*Problem*
From the entries below, gather every line containing the string "angle".
— begin Records for the task —
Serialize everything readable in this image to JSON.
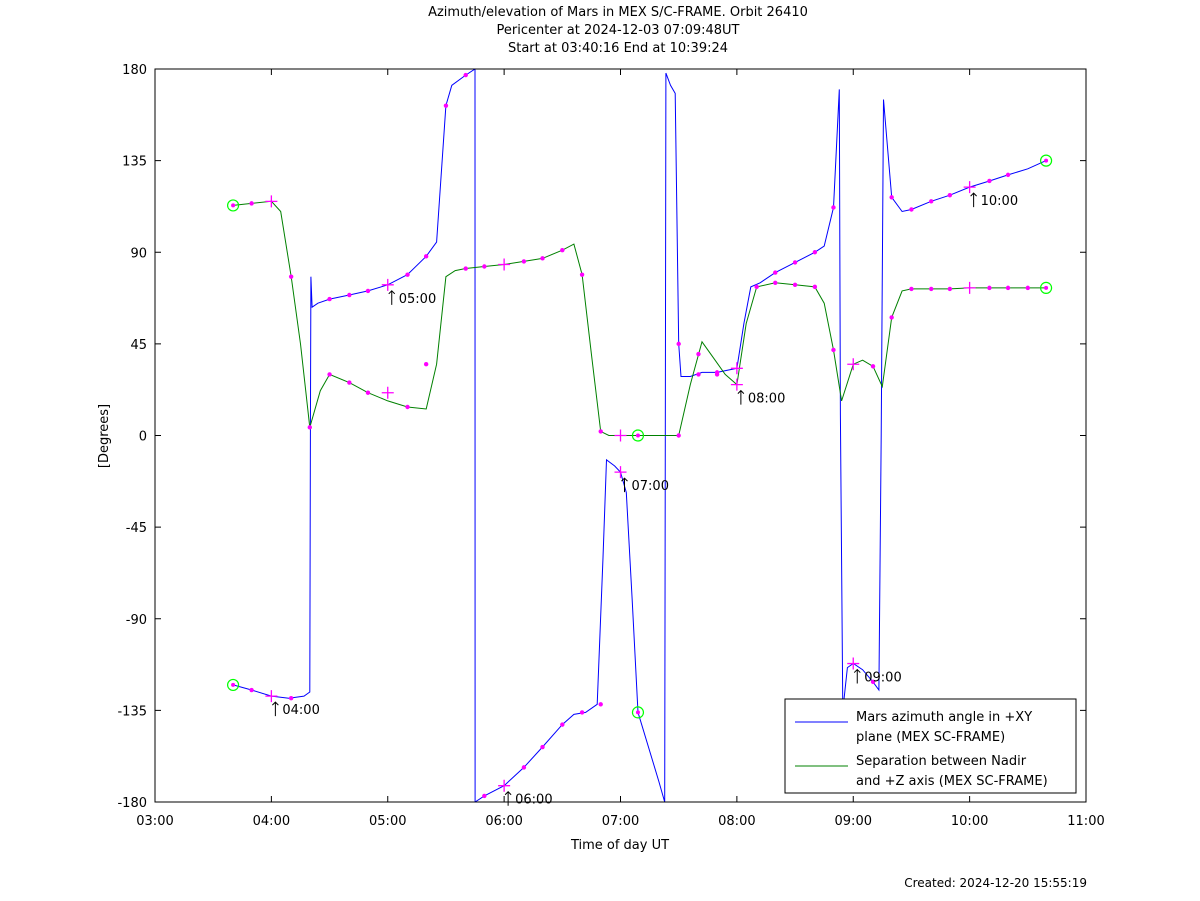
{
  "title_lines": [
    "Azimuth/elevation of Mars in MEX S/C-FRAME.  Orbit 26410",
    "Pericenter at 2024-12-03 07:09:48UT",
    "Start at 03:40:16 End at 10:39:24"
  ],
  "footer": "Created: 2024-12-20 15:55:19",
  "chart_data": {
    "type": "line",
    "xlabel": "Time of day UT",
    "ylabel": "[Degrees]",
    "xlim": [
      3.0,
      11.0
    ],
    "ylim": [
      -180,
      180
    ],
    "xticks": [
      {
        "v": 3,
        "label": "03:00"
      },
      {
        "v": 4,
        "label": "04:00"
      },
      {
        "v": 5,
        "label": "05:00"
      },
      {
        "v": 6,
        "label": "06:00"
      },
      {
        "v": 7,
        "label": "07:00"
      },
      {
        "v": 8,
        "label": "08:00"
      },
      {
        "v": 9,
        "label": "09:00"
      },
      {
        "v": 10,
        "label": "10:00"
      },
      {
        "v": 11,
        "label": "11:00"
      }
    ],
    "yticks": [
      {
        "v": 180,
        "label": "180"
      },
      {
        "v": 135,
        "label": "135"
      },
      {
        "v": 90,
        "label": "90"
      },
      {
        "v": 45,
        "label": "45"
      },
      {
        "v": 0,
        "label": "0"
      },
      {
        "v": -45,
        "label": "-45"
      },
      {
        "v": -90,
        "label": "-90"
      },
      {
        "v": -135,
        "label": "-135"
      },
      {
        "v": -180,
        "label": "-180"
      }
    ],
    "grid": false,
    "legend_position": "bottom-right",
    "colors": {
      "azimuth": "#0000ff",
      "separation": "#008000",
      "markers": "#ff00ff",
      "endpoints": "#00ff00"
    },
    "series": [
      {
        "name": "Mars azimuth angle in +XY plane (MEX SC-FRAME)",
        "legend_lines": [
          "Mars azimuth angle in +XY",
          "plane (MEX SC-FRAME)"
        ],
        "color": "#0000ff",
        "points": [
          [
            3.671,
            -122.5
          ],
          [
            3.83,
            -125
          ],
          [
            4.0,
            -128
          ],
          [
            4.15,
            -129
          ],
          [
            4.28,
            -128
          ],
          [
            4.33,
            -126
          ],
          [
            4.335,
            0
          ],
          [
            4.34,
            78
          ],
          [
            4.35,
            63
          ],
          [
            4.4,
            65
          ],
          [
            4.5,
            67
          ],
          [
            4.67,
            69
          ],
          [
            4.83,
            71
          ],
          [
            5.0,
            74
          ],
          [
            5.17,
            79
          ],
          [
            5.33,
            88
          ],
          [
            5.42,
            95
          ],
          [
            5.5,
            162
          ],
          [
            5.55,
            172
          ],
          [
            5.67,
            177
          ],
          [
            5.75,
            180
          ],
          [
            5.751,
            -180
          ],
          [
            5.83,
            -177
          ],
          [
            6.0,
            -172
          ],
          [
            6.17,
            -163
          ],
          [
            6.33,
            -153
          ],
          [
            6.5,
            -142
          ],
          [
            6.6,
            -137
          ],
          [
            6.7,
            -136
          ],
          [
            6.8,
            -132
          ],
          [
            6.85,
            -60
          ],
          [
            6.88,
            -12
          ],
          [
            6.95,
            -15
          ],
          [
            7.0,
            -18
          ],
          [
            7.05,
            -28
          ],
          [
            7.1,
            -80
          ],
          [
            7.15,
            -136
          ],
          [
            7.33,
            -170
          ],
          [
            7.38,
            -180
          ],
          [
            7.39,
            178
          ],
          [
            7.43,
            172
          ],
          [
            7.47,
            168
          ],
          [
            7.5,
            45
          ],
          [
            7.52,
            29
          ],
          [
            7.6,
            29
          ],
          [
            7.7,
            31
          ],
          [
            7.83,
            31
          ],
          [
            8.0,
            33
          ],
          [
            8.06,
            55
          ],
          [
            8.12,
            73
          ],
          [
            8.2,
            75
          ],
          [
            8.33,
            80
          ],
          [
            8.5,
            85
          ],
          [
            8.67,
            90
          ],
          [
            8.75,
            93
          ],
          [
            8.83,
            112
          ],
          [
            8.88,
            170
          ],
          [
            8.89,
            10
          ],
          [
            8.91,
            -135
          ],
          [
            8.95,
            -114
          ],
          [
            9.0,
            -112
          ],
          [
            9.08,
            -115
          ],
          [
            9.17,
            -121
          ],
          [
            9.22,
            -125
          ],
          [
            9.24,
            0
          ],
          [
            9.26,
            165
          ],
          [
            9.33,
            117
          ],
          [
            9.42,
            110
          ],
          [
            9.5,
            111
          ],
          [
            9.67,
            115
          ],
          [
            9.83,
            118
          ],
          [
            10.0,
            122
          ],
          [
            10.17,
            125
          ],
          [
            10.33,
            128
          ],
          [
            10.5,
            131
          ],
          [
            10.657,
            135
          ]
        ]
      },
      {
        "name": "Separation between Nadir and +Z axis (MEX SC-FRAME)",
        "legend_lines": [
          "Separation between Nadir",
          "and +Z axis (MEX SC-FRAME)"
        ],
        "color": "#008000",
        "points": [
          [
            3.671,
            113
          ],
          [
            3.83,
            114
          ],
          [
            4.0,
            115
          ],
          [
            4.08,
            110
          ],
          [
            4.17,
            78
          ],
          [
            4.25,
            45
          ],
          [
            4.33,
            4
          ],
          [
            4.42,
            22
          ],
          [
            4.5,
            30
          ],
          [
            4.67,
            26
          ],
          [
            4.83,
            21
          ],
          [
            5.0,
            17
          ],
          [
            5.17,
            14
          ],
          [
            5.33,
            13
          ],
          [
            5.42,
            35
          ],
          [
            5.5,
            78
          ],
          [
            5.58,
            81
          ],
          [
            5.67,
            82
          ],
          [
            5.83,
            83
          ],
          [
            6.0,
            84
          ],
          [
            6.17,
            85.5
          ],
          [
            6.33,
            87
          ],
          [
            6.5,
            91
          ],
          [
            6.6,
            94
          ],
          [
            6.67,
            79
          ],
          [
            6.75,
            40
          ],
          [
            6.83,
            2
          ],
          [
            6.9,
            0
          ],
          [
            7.0,
            0
          ],
          [
            7.17,
            0
          ],
          [
            7.33,
            0
          ],
          [
            7.5,
            0
          ],
          [
            7.6,
            25
          ],
          [
            7.7,
            46
          ],
          [
            7.8,
            38
          ],
          [
            7.9,
            30
          ],
          [
            8.0,
            25
          ],
          [
            8.08,
            55
          ],
          [
            8.17,
            73
          ],
          [
            8.33,
            75
          ],
          [
            8.5,
            74
          ],
          [
            8.67,
            73
          ],
          [
            8.75,
            65
          ],
          [
            8.83,
            42
          ],
          [
            8.9,
            17
          ],
          [
            9.0,
            35
          ],
          [
            9.08,
            37
          ],
          [
            9.17,
            34
          ],
          [
            9.25,
            24
          ],
          [
            9.33,
            58
          ],
          [
            9.42,
            71
          ],
          [
            9.5,
            72
          ],
          [
            9.67,
            72
          ],
          [
            9.83,
            72
          ],
          [
            10.0,
            72.5
          ],
          [
            10.17,
            72.5
          ],
          [
            10.33,
            72.5
          ],
          [
            10.5,
            72.5
          ],
          [
            10.657,
            72.5
          ]
        ]
      }
    ],
    "hour_annotations": [
      {
        "x": 4.0,
        "y": -128,
        "label": "04:00"
      },
      {
        "x": 5.0,
        "y": 74,
        "label": "05:00"
      },
      {
        "x": 6.0,
        "y": -172,
        "label": "06:00"
      },
      {
        "x": 7.0,
        "y": -18,
        "label": "07:00"
      },
      {
        "x": 8.0,
        "y": 25,
        "label": "08:00"
      },
      {
        "x": 9.0,
        "y": -112,
        "label": "09:00"
      },
      {
        "x": 10.0,
        "y": 122,
        "label": "10:00"
      }
    ],
    "plus_markers": [
      [
        4.0,
        115
      ],
      [
        4.0,
        -128
      ],
      [
        5.0,
        74
      ],
      [
        5.0,
        21
      ],
      [
        6.0,
        84
      ],
      [
        6.0,
        -172
      ],
      [
        7.0,
        -18
      ],
      [
        7.0,
        0
      ],
      [
        8.0,
        33
      ],
      [
        8.0,
        25
      ],
      [
        9.0,
        -112
      ],
      [
        9.0,
        35
      ],
      [
        10.0,
        122
      ],
      [
        10.0,
        72.5
      ]
    ],
    "dot_markers": [
      [
        3.83,
        -125
      ],
      [
        4.17,
        -129
      ],
      [
        4.33,
        4
      ],
      [
        4.5,
        67
      ],
      [
        4.67,
        69
      ],
      [
        4.83,
        71
      ],
      [
        5.17,
        79
      ],
      [
        5.33,
        88
      ],
      [
        5.5,
        162
      ],
      [
        5.67,
        177
      ],
      [
        5.83,
        -177
      ],
      [
        6.17,
        -163
      ],
      [
        6.33,
        -153
      ],
      [
        6.5,
        -142
      ],
      [
        6.67,
        -136
      ],
      [
        6.83,
        -132
      ],
      [
        7.5,
        45
      ],
      [
        7.67,
        30
      ],
      [
        7.83,
        31
      ],
      [
        8.17,
        73
      ],
      [
        8.33,
        80
      ],
      [
        8.5,
        85
      ],
      [
        8.67,
        90
      ],
      [
        8.83,
        112
      ],
      [
        9.17,
        -121
      ],
      [
        9.33,
        117
      ],
      [
        9.5,
        111
      ],
      [
        9.67,
        115
      ],
      [
        9.83,
        118
      ],
      [
        10.17,
        125
      ],
      [
        10.33,
        128
      ],
      [
        3.83,
        114
      ],
      [
        4.17,
        78
      ],
      [
        4.5,
        30
      ],
      [
        4.67,
        26
      ],
      [
        4.83,
        21
      ],
      [
        5.17,
        14
      ],
      [
        5.33,
        35
      ],
      [
        5.67,
        82
      ],
      [
        5.83,
        83
      ],
      [
        6.17,
        85.5
      ],
      [
        6.33,
        87
      ],
      [
        6.5,
        91
      ],
      [
        6.67,
        79
      ],
      [
        6.83,
        2
      ],
      [
        7.5,
        0
      ],
      [
        7.67,
        40
      ],
      [
        7.83,
        30
      ],
      [
        8.33,
        75
      ],
      [
        8.5,
        74
      ],
      [
        8.67,
        73
      ],
      [
        8.83,
        42
      ],
      [
        9.17,
        34
      ],
      [
        9.33,
        58
      ],
      [
        9.5,
        72
      ],
      [
        9.67,
        72
      ],
      [
        9.83,
        72
      ],
      [
        10.17,
        72.5
      ],
      [
        10.33,
        72.5
      ],
      [
        10.5,
        72.5
      ]
    ],
    "circle_markers": [
      [
        3.671,
        113
      ],
      [
        3.671,
        -122.5
      ],
      [
        7.15,
        0
      ],
      [
        7.15,
        -136
      ],
      [
        10.657,
        135
      ],
      [
        10.657,
        72.5
      ]
    ]
  }
}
— end Records for the task —
*The output*
        "name": "Mars azimuth angle in +XY plane (MEX SC-FRAME)",
          "Mars azimuth angle in +XY",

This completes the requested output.